Input for this task:
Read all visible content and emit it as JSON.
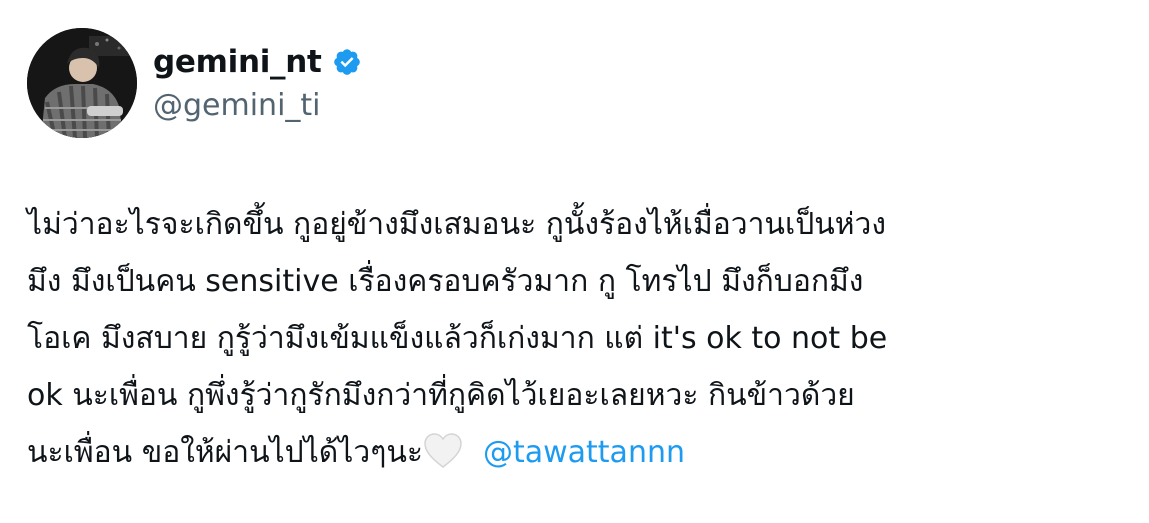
{
  "author": {
    "display_name": "gemini_nt",
    "handle": "@gemini_ti",
    "verified_icon": "verified-badge-icon",
    "avatar": "profile-photo"
  },
  "tweet": {
    "lines": [
      "ไม่ว่าอะไรจะเกิดขึ้น กูอยู่ข้างมึงเสมอนะ กูนั้งร้องไห้เมื่อวานเป็นห่วง",
      "มึง มึงเป็นคน sensitive เรื่องครอบครัวมาก กู โทรไป มึงก็บอกมึง",
      "โอเค มึงสบาย กูรู้ว่ามึงเข้มแข็งแล้วก็เก่งมาก แต่ it's ok to not be",
      "ok นะเพื่อน กูพึ่งรู้ว่ากูรักมึงกว่าที่กูคิดไว้เยอะเลยหวะ กินข้าวด้วย"
    ],
    "last_line_text": "นะเพื่อน ขอให้ผ่านไปได้ไวๆนะ",
    "emoji": "white-heart-icon",
    "mention": "@tawattannn"
  },
  "colors": {
    "text": "#0f1419",
    "secondary": "#536471",
    "accent": "#1d9bf0"
  }
}
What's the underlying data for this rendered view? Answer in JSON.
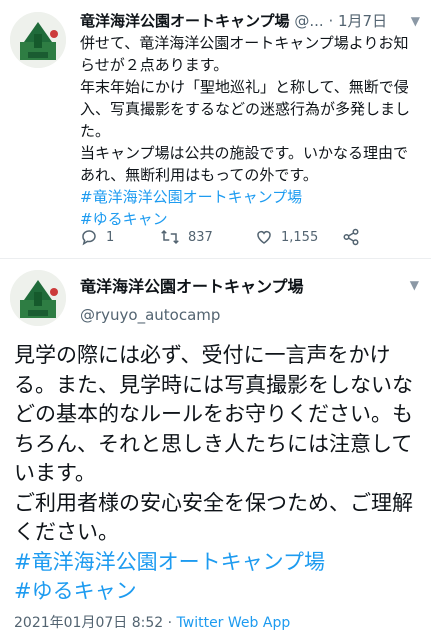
{
  "tweet1": {
    "display_name": "竜洋海洋公園オートキャンプ場",
    "handle": "@...",
    "dot": "·",
    "date": "1月7日",
    "lines": [
      "併せて、竜洋海洋公園オートキャンプ場よりお知らせが２点あります。",
      "年末年始にかけ「聖地巡礼」と称して、無断で侵入、写真撮影をするなどの迷惑行為が多発しました。",
      "当キャンプ場は公共の施設です。いかなる理由であれ、無断利用はもっての外です。"
    ],
    "hashtags": [
      "#竜洋海洋公園オートキャンプ場",
      "#ゆるキャン"
    ],
    "actions": {
      "reply_count": "1",
      "retweet_count": "837",
      "like_count": "1,155"
    },
    "icons": {
      "reply": "reply-icon",
      "retweet": "retweet-icon",
      "like": "heart-icon",
      "share": "share-icon",
      "menu": "chevron-down-icon"
    }
  },
  "tweet2": {
    "display_name": "竜洋海洋公園オートキャンプ場",
    "handle": "@ryuyo_autocamp",
    "lines": [
      "見学の際には必ず、受付に一言声をかける。また、見学時には写真撮影をしないなどの基本的なルールをお守りください。もちろん、それと思しき人たちには注意しています。",
      "ご利用者様の安心安全を保つため、ご理解ください。"
    ],
    "hashtags": [
      "#竜洋海洋公園オートキャンプ場",
      "#ゆるキャン"
    ],
    "timestamp": "2021年01月07日 8:52",
    "separator": "·",
    "source": "Twitter Web App"
  },
  "colors": {
    "accent": "#1d9bf0",
    "text": "#0f1419",
    "muted": "#536471",
    "avatar_green": "#1f6b3a"
  }
}
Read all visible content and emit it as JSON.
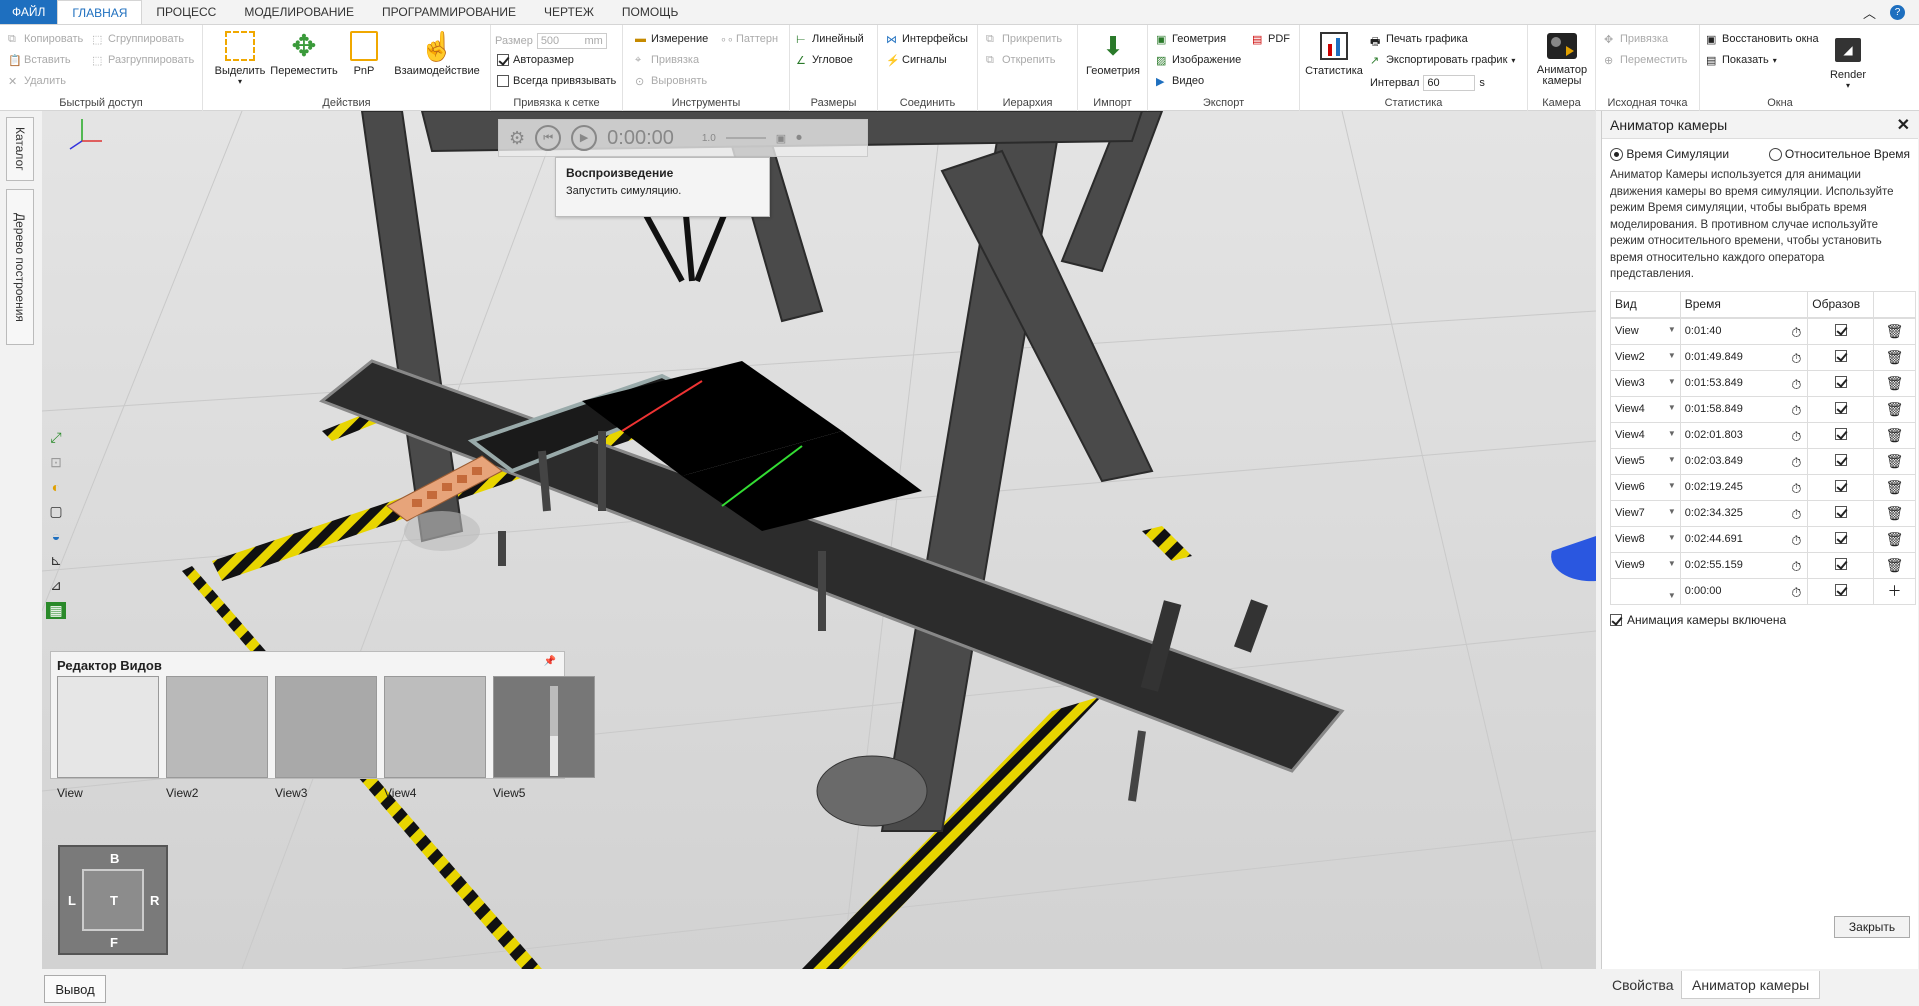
{
  "menubar": {
    "file": "ФАЙЛ",
    "tabs": [
      "ГЛАВНАЯ",
      "ПРОЦЕСС",
      "МОДЕЛИРОВАНИЕ",
      "ПРОГРАММИРОВАНИЕ",
      "ЧЕРТЕЖ",
      "ПОМОЩЬ"
    ]
  },
  "ribbon": {
    "quick": {
      "copy": "Копировать",
      "paste": "Вставить",
      "delete": "Удалить",
      "group": "Сгруппировать",
      "ungroup": "Разгруппировать",
      "title": "Быстрый доступ"
    },
    "actions": {
      "select": "Выделить",
      "move": "Переместить",
      "pnp": "PnP",
      "interact": "Взаимодействие",
      "title": "Действия"
    },
    "snap": {
      "size_label": "Размер",
      "size_value": "500",
      "unit": "mm",
      "autosize": "Авторазмер",
      "always_snap": "Всегда привязывать",
      "title": "Привязка к сетке"
    },
    "tools": {
      "measure": "Измерение",
      "pattern": "Паттерн",
      "snap": "Привязка",
      "align": "Выровнять",
      "title": "Инструменты"
    },
    "dims": {
      "linear": "Линейный",
      "angular": "Угловое",
      "title": "Размеры"
    },
    "connect": {
      "interfaces": "Интерфейсы",
      "signals": "Сигналы",
      "title": "Соединить"
    },
    "hier": {
      "attach": "Прикрепить",
      "detach": "Открепить",
      "title": "Иерархия"
    },
    "import": {
      "geometry": "Геометрия",
      "title": "Импорт"
    },
    "export": {
      "geometry": "Геометрия",
      "image": "Изображение",
      "video": "Видео",
      "pdf": "PDF",
      "title": "Экспорт"
    },
    "stats": {
      "stats": "Статистика",
      "print": "Печать графика",
      "export": "Экспортировать график",
      "interval_label": "Интервал",
      "interval_value": "60",
      "unit": "s",
      "title": "Статистика"
    },
    "camera": {
      "animator": "Аниматор камеры",
      "title": "Камера"
    },
    "origin": {
      "snap": "Привязка",
      "move": "Переместить",
      "title": "Исходная точка"
    },
    "window": {
      "restore": "Восстановить окна",
      "show": "Показать",
      "render": "Render",
      "title": "Окна"
    }
  },
  "left_tabs": {
    "catalog": "Каталог",
    "tree": "Дерево построения"
  },
  "playback": {
    "time": "0:00:00",
    "speed": "1.0"
  },
  "tooltip": {
    "title": "Воспроизведение",
    "text": "Запустить симуляцию."
  },
  "view_editor": {
    "title": "Редактор Видов",
    "views": [
      "View",
      "View2",
      "View3",
      "View4",
      "View5"
    ]
  },
  "view_cube": {
    "top": "B",
    "left": "L",
    "center": "T",
    "right": "R",
    "bottom": "F"
  },
  "panel": {
    "title": "Аниматор камеры",
    "radio_sim": "Время Симуляции",
    "radio_rel": "Относительное Время",
    "description": "Аниматор Камеры используется для анимации движения камеры во время симуляции. Используйте режим Время симуляции, чтобы выбрать время моделирования. В противном случае используйте режим относительного времени, чтобы установить время относительно каждого оператора представления.",
    "col_view": "Вид",
    "col_time": "Время",
    "col_sample": "Образов",
    "rows": [
      {
        "view": "View",
        "time": "0:01:40"
      },
      {
        "view": "View2",
        "time": "0:01:49.849"
      },
      {
        "view": "View3",
        "time": "0:01:53.849"
      },
      {
        "view": "View4",
        "time": "0:01:58.849"
      },
      {
        "view": "View4",
        "time": "0:02:01.803"
      },
      {
        "view": "View5",
        "time": "0:02:03.849"
      },
      {
        "view": "View6",
        "time": "0:02:19.245"
      },
      {
        "view": "View7",
        "time": "0:02:34.325"
      },
      {
        "view": "View8",
        "time": "0:02:44.691"
      },
      {
        "view": "View9",
        "time": "0:02:55.159"
      },
      {
        "view": "",
        "time": "0:00:00"
      }
    ],
    "enabled": "Анимация камеры включена",
    "close": "Закрыть"
  },
  "bottom": {
    "output": "Вывод",
    "tab_props": "Свойства",
    "tab_animator": "Аниматор камеры"
  }
}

Task details: An exact transcription of all the entries is required, without the pictures.

Answer to this exercise:
Read all visible content and emit it as JSON.
{
  "author": {
    "display_name": "gemini_nt",
    "handle": "@gemini_ti",
    "verified_icon": "verified-badge-icon",
    "avatar": "profile-photo"
  },
  "tweet": {
    "lines": [
      "ไม่ว่าอะไรจะเกิดขึ้น กูอยู่ข้างมึงเสมอนะ กูนั้งร้องไห้เมื่อวานเป็นห่วง",
      "มึง มึงเป็นคน sensitive เรื่องครอบครัวมาก กู โทรไป มึงก็บอกมึง",
      "โอเค มึงสบาย กูรู้ว่ามึงเข้มแข็งแล้วก็เก่งมาก แต่ it's ok to not be",
      "ok นะเพื่อน กูพึ่งรู้ว่ากูรักมึงกว่าที่กูคิดไว้เยอะเลยหวะ กินข้าวด้วย"
    ],
    "last_line_text": "นะเพื่อน ขอให้ผ่านไปได้ไวๆนะ",
    "emoji": "white-heart-icon",
    "mention": "@tawattannn"
  },
  "colors": {
    "text": "#0f1419",
    "secondary": "#536471",
    "accent": "#1d9bf0"
  }
}
What's the underlying data for this rendered view? Answer in JSON.
{
  "tweet1": {
    "display_name": "竜洋海洋公園オートキャンプ場",
    "handle": "@...",
    "dot": "·",
    "date": "1月7日",
    "lines": [
      "併せて、竜洋海洋公園オートキャンプ場よりお知らせが２点あります。",
      "年末年始にかけ「聖地巡礼」と称して、無断で侵入、写真撮影をするなどの迷惑行為が多発しました。",
      "当キャンプ場は公共の施設です。いかなる理由であれ、無断利用はもっての外です。"
    ],
    "hashtags": [
      "#竜洋海洋公園オートキャンプ場",
      "#ゆるキャン"
    ],
    "actions": {
      "reply_count": "1",
      "retweet_count": "837",
      "like_count": "1,155"
    },
    "icons": {
      "reply": "reply-icon",
      "retweet": "retweet-icon",
      "like": "heart-icon",
      "share": "share-icon",
      "menu": "chevron-down-icon"
    }
  },
  "tweet2": {
    "display_name": "竜洋海洋公園オートキャンプ場",
    "handle": "@ryuyo_autocamp",
    "lines": [
      "見学の際には必ず、受付に一言声をかける。また、見学時には写真撮影をしないなどの基本的なルールをお守りください。もちろん、それと思しき人たちには注意しています。",
      "ご利用者様の安心安全を保つため、ご理解ください。"
    ],
    "hashtags": [
      "#竜洋海洋公園オートキャンプ場",
      "#ゆるキャン"
    ],
    "timestamp": "2021年01月07日 8:52",
    "separator": "·",
    "source": "Twitter Web App"
  },
  "colors": {
    "accent": "#1d9bf0",
    "text": "#0f1419",
    "muted": "#536471",
    "avatar_green": "#1f6b3a"
  }
}
Read all visible content and emit it as JSON.
{
  "menubar": {
    "file": "ФАЙЛ",
    "tabs": [
      "ГЛАВНАЯ",
      "ПРОЦЕСС",
      "МОДЕЛИРОВАНИЕ",
      "ПРОГРАММИРОВАНИЕ",
      "ЧЕРТЕЖ",
      "ПОМОЩЬ"
    ]
  },
  "ribbon": {
    "quick": {
      "copy": "Копировать",
      "paste": "Вставить",
      "delete": "Удалить",
      "group": "Сгруппировать",
      "ungroup": "Разгруппировать",
      "title": "Быстрый доступ"
    },
    "actions": {
      "select": "Выделить",
      "move": "Переместить",
      "pnp": "PnP",
      "interact": "Взаимодействие",
      "title": "Действия"
    },
    "snap": {
      "size_label": "Размер",
      "size_value": "500",
      "unit": "mm",
      "autosize": "Авторазмер",
      "always_snap": "Всегда привязывать",
      "title": "Привязка к сетке"
    },
    "tools": {
      "measure": "Измерение",
      "pattern": "Паттерн",
      "snap": "Привязка",
      "align": "Выровнять",
      "title": "Инструменты"
    },
    "dims": {
      "linear": "Линейный",
      "angular": "Угловое",
      "title": "Размеры"
    },
    "connect": {
      "interfaces": "Интерфейсы",
      "signals": "Сигналы",
      "title": "Соединить"
    },
    "hier": {
      "attach": "Прикрепить",
      "detach": "Открепить",
      "title": "Иерархия"
    },
    "import": {
      "geometry": "Геометрия",
      "title": "Импорт"
    },
    "export": {
      "geometry": "Геометрия",
      "image": "Изображение",
      "video": "Видео",
      "pdf": "PDF",
      "title": "Экспорт"
    },
    "stats": {
      "stats": "Статистика",
      "print": "Печать графика",
      "export": "Экспортировать график",
      "interval_label": "Интервал",
      "interval_value": "60",
      "unit": "s",
      "title": "Статистика"
    },
    "camera": {
      "animator": "Аниматор камеры",
      "title": "Камера"
    },
    "origin": {
      "snap": "Привязка",
      "move": "Переместить",
      "title": "Исходная точка"
    },
    "window": {
      "restore": "Восстановить окна",
      "show": "Показать",
      "render": "Render",
      "title": "Окна"
    }
  },
  "left_tabs": {
    "catalog": "Каталог",
    "tree": "Дерево построения"
  },
  "playback": {
    "time": "0:00:00",
    "speed": "1.0"
  },
  "tooltip": {
    "title": "Воспроизведение",
    "text": "Запустить симуляцию."
  },
  "view_editor": {
    "title": "Редактор Видов",
    "views": [
      "View",
      "View2",
      "View3",
      "View4",
      "View5"
    ]
  },
  "view_cube": {
    "top": "B",
    "left": "L",
    "center": "T",
    "right": "R",
    "bottom": "F"
  },
  "panel": {
    "title": "Аниматор камеры",
    "radio_sim": "Время Симуляции",
    "radio_rel": "Относительное Время",
    "description": "Аниматор Камеры используется для анимации движения камеры во время симуляции. Используйте режим Время симуляции, чтобы выбрать время моделирования. В противном случае используйте режим относительного времени, чтобы установить время относительно каждого оператора представления.",
    "col_view": "Вид",
    "col_time": "Время",
    "col_sample": "Образов",
    "rows": [
      {
        "view": "View",
        "time": "0:01:40"
      },
      {
        "view": "View2",
        "time": "0:01:49.849"
      },
      {
        "view": "View3",
        "time": "0:01:53.849"
      },
      {
        "view": "View4",
        "time": "0:01:58.849"
      },
      {
        "view": "View4",
        "time": "0:02:01.803"
      },
      {
        "view": "View5",
        "time": "0:02:03.849"
      },
      {
        "view": "View6",
        "time": "0:02:19.245"
      },
      {
        "view": "View7",
        "time": "0:02:34.325"
      },
      {
        "view": "View8",
        "time": "0:02:44.691"
      },
      {
        "view": "View9",
        "time": "0:02:55.159"
      },
      {
        "view": "",
        "time": "0:00:00"
      }
    ],
    "enabled": "Анимация камеры включена",
    "close": "Закрыть"
  },
  "bottom": {
    "output": "Вывод",
    "tab_props": "Свойства",
    "tab_animator": "Аниматор камеры"
  }
}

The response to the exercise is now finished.